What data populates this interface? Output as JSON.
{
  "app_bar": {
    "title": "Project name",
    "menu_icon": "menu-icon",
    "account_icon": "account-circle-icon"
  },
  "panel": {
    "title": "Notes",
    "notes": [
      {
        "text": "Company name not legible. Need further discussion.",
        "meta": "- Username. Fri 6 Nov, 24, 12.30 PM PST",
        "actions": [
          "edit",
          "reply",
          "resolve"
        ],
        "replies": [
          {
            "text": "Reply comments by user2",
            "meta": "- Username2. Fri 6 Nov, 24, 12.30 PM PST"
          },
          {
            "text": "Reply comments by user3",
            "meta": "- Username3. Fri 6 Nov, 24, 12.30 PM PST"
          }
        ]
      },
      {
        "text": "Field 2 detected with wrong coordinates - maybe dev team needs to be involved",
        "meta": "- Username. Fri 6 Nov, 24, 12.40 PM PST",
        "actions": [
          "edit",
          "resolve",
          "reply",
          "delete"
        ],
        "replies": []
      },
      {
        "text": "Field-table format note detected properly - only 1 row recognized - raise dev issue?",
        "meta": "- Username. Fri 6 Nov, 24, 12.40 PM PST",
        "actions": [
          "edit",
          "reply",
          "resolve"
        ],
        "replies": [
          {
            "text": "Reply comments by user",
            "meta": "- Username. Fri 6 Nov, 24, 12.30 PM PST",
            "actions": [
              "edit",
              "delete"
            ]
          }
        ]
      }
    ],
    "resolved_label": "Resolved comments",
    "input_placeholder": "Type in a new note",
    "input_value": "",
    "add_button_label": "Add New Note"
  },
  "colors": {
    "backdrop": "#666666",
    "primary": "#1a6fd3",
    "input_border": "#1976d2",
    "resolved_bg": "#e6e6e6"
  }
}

================

§ What is needed: Find all lines with "Field" in them and copy each one.

§ Expected answer:
        "text": "Field 2 detected with wrong coordinates - maybe dev team needs to be involved",
        "text": "Field-table format note detected properly - only 1 row recognized - raise dev issue?",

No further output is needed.